▸ What is expected: Pick out the lines containing "执行间隔".

[Collection entries]
_ _ _ _
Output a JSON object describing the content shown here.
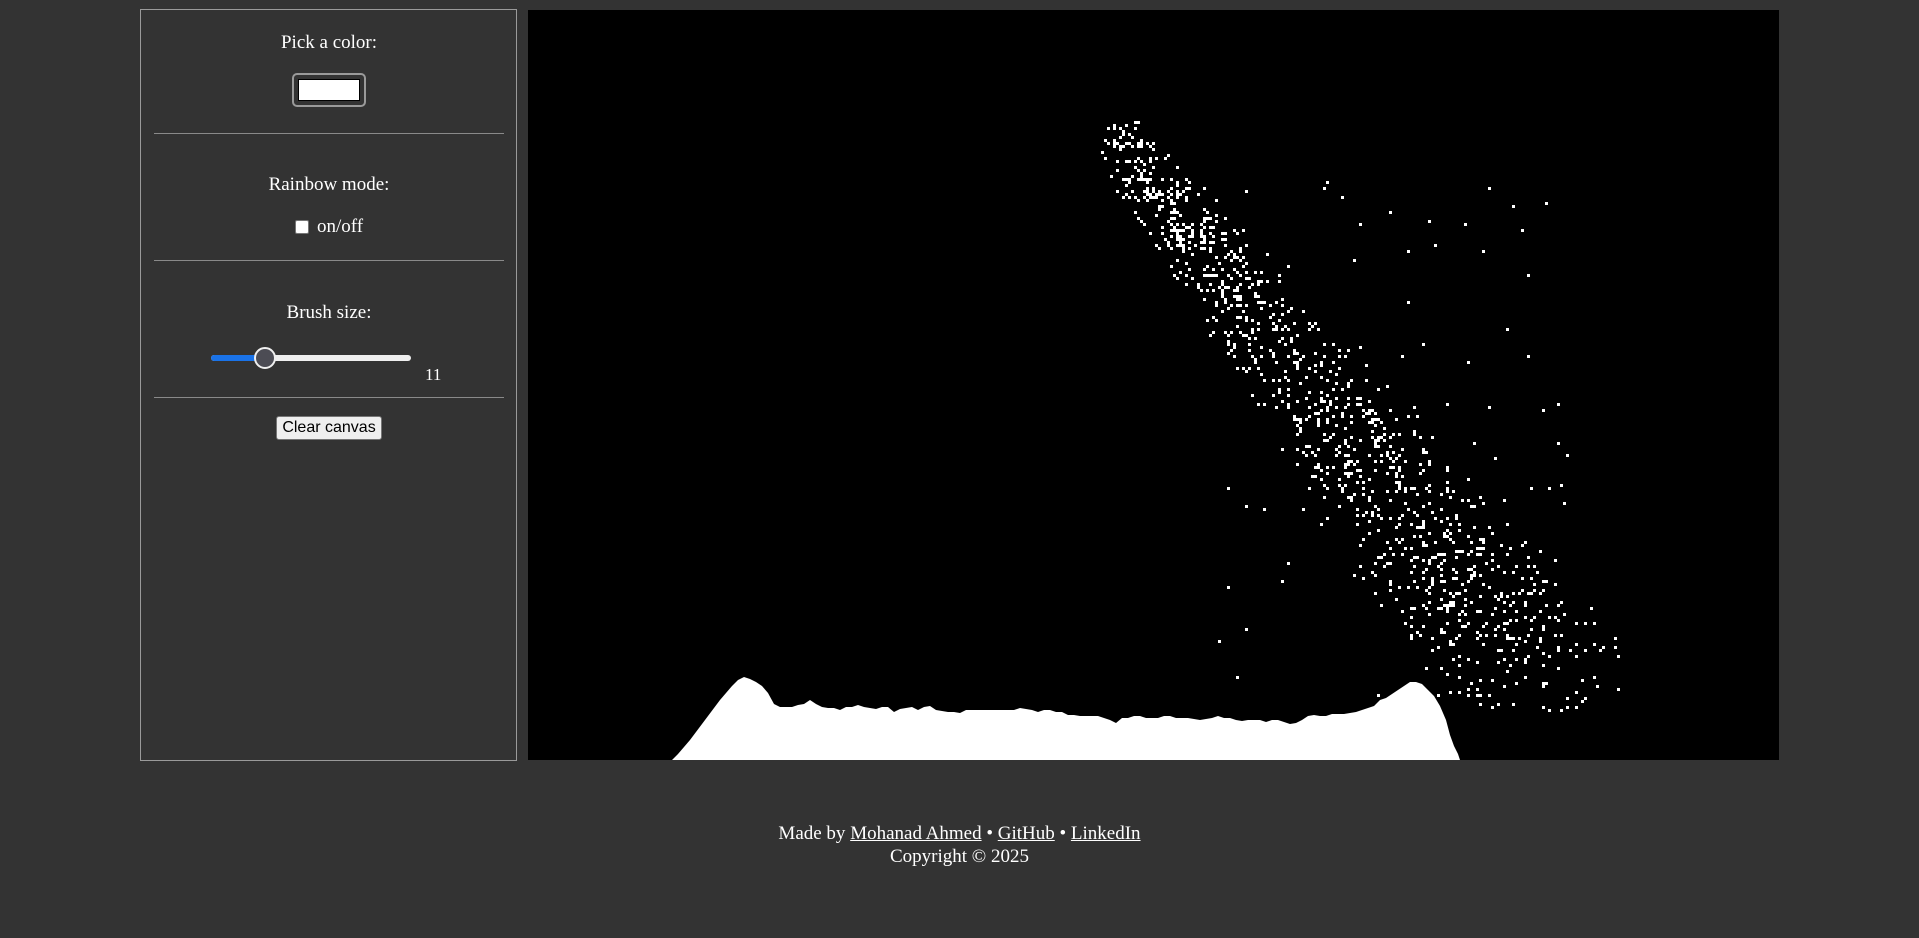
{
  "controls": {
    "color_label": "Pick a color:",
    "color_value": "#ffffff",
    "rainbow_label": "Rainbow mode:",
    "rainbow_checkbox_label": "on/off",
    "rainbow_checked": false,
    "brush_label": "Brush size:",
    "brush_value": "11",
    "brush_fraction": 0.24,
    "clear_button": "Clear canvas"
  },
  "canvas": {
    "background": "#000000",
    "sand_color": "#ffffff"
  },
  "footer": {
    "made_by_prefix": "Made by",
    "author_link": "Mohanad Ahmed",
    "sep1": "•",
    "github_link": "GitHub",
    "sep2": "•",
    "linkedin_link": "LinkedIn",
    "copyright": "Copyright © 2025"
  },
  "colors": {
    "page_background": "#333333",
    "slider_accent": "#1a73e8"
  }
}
_ _ _ _
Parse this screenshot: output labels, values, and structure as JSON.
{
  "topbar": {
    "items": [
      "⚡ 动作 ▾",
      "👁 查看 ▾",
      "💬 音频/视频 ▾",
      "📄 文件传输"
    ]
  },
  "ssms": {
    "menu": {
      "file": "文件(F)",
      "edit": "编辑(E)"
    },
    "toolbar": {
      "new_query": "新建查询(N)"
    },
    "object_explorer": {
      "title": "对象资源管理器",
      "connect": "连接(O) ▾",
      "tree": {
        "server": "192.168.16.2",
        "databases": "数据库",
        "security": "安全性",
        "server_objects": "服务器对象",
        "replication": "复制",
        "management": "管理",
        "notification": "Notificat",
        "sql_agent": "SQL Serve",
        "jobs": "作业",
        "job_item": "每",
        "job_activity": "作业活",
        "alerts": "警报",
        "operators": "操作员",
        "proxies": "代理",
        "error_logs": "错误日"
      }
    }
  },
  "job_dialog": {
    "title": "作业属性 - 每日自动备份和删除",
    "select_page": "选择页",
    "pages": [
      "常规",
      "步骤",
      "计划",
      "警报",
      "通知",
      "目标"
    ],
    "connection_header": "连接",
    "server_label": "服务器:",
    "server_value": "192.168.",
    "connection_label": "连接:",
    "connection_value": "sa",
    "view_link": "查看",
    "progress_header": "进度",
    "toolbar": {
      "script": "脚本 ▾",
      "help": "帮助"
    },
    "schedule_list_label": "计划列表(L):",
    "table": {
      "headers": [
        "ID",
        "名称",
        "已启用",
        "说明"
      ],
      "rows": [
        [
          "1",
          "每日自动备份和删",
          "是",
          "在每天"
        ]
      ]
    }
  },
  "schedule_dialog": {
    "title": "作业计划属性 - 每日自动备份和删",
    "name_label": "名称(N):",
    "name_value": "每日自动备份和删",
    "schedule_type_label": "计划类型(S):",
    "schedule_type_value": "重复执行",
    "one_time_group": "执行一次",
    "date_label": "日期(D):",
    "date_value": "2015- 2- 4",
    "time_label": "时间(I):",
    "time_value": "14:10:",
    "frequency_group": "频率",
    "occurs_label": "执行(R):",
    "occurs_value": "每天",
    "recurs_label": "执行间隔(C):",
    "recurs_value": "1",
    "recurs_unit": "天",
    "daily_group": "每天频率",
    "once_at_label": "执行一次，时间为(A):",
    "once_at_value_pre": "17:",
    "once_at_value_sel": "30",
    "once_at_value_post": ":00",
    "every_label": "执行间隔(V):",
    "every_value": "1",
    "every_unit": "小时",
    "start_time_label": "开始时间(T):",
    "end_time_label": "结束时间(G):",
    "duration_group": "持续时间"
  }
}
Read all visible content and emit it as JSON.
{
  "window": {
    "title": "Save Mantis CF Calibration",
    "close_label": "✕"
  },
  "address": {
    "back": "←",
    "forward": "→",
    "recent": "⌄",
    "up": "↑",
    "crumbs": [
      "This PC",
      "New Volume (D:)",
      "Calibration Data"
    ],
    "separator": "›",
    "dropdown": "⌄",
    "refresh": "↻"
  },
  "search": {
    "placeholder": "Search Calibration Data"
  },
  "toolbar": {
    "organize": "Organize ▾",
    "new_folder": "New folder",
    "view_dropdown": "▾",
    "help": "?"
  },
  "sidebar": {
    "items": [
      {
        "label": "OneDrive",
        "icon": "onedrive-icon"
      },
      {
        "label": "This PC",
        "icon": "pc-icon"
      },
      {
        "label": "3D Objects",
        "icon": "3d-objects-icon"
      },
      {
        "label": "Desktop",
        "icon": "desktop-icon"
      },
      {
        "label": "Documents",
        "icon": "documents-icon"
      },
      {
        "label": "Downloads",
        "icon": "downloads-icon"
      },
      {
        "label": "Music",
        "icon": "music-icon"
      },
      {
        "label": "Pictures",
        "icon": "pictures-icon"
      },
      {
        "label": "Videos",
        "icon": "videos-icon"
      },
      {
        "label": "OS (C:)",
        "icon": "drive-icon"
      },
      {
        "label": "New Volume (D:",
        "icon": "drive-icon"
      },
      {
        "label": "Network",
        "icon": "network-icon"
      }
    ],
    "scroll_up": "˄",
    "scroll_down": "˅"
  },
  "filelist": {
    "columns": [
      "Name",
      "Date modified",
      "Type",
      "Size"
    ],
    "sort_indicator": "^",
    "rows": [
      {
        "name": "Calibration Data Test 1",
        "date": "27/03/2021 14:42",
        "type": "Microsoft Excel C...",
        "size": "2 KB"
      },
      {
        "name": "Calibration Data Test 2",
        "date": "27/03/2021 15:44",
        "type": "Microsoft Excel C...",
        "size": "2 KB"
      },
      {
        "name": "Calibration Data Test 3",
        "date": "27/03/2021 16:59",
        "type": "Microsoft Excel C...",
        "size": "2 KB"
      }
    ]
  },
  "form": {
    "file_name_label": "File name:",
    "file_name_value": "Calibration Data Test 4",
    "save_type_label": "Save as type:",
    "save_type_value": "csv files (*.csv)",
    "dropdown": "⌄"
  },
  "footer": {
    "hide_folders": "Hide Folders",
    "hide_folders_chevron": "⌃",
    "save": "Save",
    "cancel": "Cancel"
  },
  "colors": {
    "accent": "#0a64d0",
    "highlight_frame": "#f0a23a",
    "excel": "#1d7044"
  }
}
_ _ _ _
▸ Written response:
    "recurs_label": "执行间隔(C):",
    "every_label": "执行间隔(V):",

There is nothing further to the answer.